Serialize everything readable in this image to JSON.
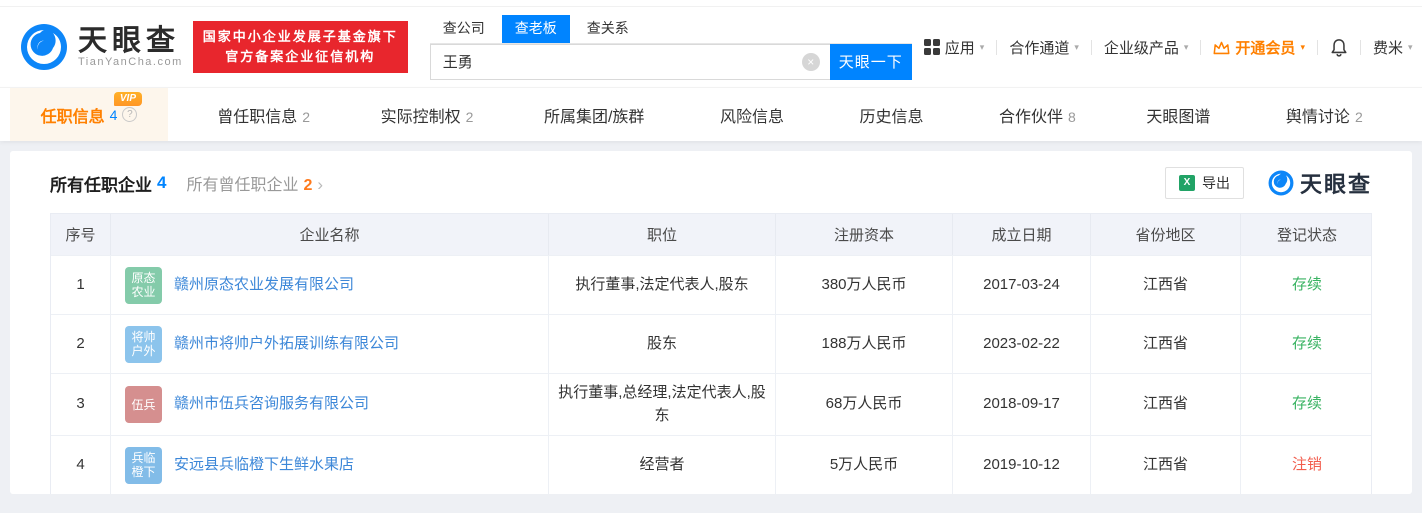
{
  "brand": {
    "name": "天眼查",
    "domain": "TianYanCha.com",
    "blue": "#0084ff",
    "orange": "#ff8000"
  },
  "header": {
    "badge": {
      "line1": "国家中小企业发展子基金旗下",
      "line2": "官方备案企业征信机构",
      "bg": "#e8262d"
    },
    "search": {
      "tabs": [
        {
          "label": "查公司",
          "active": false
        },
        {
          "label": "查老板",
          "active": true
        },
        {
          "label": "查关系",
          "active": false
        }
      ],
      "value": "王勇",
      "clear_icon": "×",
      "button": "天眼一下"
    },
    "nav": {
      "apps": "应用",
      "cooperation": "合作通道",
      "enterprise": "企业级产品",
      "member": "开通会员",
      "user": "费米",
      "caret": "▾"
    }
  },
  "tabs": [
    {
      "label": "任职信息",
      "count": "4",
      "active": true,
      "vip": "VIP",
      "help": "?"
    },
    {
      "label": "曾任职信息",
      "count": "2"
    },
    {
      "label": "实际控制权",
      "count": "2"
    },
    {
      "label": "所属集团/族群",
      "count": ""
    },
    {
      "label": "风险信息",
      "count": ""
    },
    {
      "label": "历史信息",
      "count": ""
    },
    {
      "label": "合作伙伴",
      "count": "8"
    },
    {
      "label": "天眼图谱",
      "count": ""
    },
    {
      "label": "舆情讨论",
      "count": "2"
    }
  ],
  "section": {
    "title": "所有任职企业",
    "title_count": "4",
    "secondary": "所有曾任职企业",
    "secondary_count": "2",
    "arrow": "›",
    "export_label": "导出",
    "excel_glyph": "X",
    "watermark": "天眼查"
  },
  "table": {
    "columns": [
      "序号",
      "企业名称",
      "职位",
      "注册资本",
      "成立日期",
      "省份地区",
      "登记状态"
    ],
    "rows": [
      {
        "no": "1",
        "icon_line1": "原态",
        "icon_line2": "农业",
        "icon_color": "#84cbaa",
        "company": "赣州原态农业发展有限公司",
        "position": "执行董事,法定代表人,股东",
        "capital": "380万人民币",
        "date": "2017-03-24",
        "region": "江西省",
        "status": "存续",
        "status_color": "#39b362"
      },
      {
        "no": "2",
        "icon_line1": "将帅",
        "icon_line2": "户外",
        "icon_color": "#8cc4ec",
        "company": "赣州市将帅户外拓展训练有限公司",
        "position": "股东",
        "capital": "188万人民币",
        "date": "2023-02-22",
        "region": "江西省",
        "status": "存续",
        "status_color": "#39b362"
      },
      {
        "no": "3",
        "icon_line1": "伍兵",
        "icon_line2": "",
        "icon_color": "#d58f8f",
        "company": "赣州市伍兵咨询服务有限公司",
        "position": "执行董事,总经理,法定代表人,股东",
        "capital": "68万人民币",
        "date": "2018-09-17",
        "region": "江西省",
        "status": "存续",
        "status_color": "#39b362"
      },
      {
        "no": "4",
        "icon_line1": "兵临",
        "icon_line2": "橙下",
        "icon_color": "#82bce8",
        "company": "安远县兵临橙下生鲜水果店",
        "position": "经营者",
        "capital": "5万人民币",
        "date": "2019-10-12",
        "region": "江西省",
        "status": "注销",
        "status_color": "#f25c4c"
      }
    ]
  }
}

__________

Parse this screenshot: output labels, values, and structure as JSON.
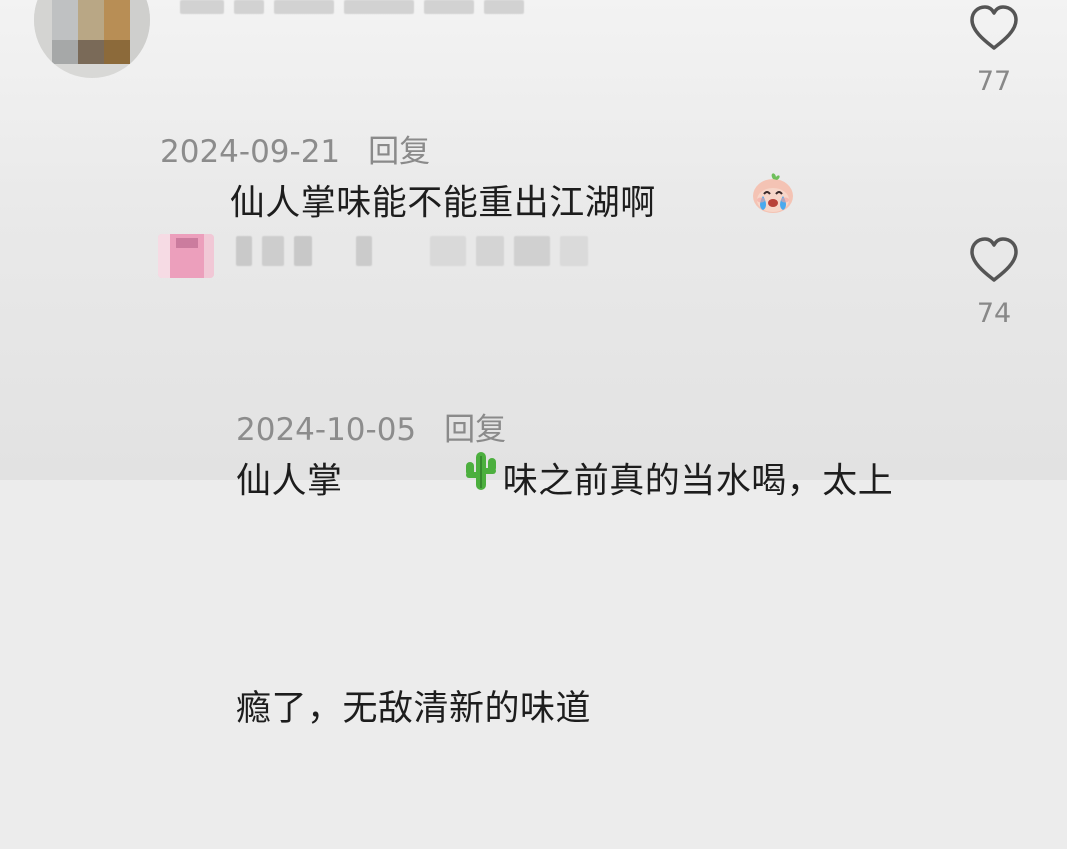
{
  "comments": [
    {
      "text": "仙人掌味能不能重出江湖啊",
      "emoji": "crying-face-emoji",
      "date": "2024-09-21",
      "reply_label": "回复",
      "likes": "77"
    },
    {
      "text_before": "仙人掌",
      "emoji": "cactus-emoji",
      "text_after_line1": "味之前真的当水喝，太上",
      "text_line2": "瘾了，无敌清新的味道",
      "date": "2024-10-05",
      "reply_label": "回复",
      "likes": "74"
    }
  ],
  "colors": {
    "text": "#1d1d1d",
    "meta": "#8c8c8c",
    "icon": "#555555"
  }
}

__________

From the entries above, copy out every line where the string "执行董事" appears.

        "position": "执行董事,法定代表人,股东",
        "position": "执行董事,总经理,法定代表人,股东",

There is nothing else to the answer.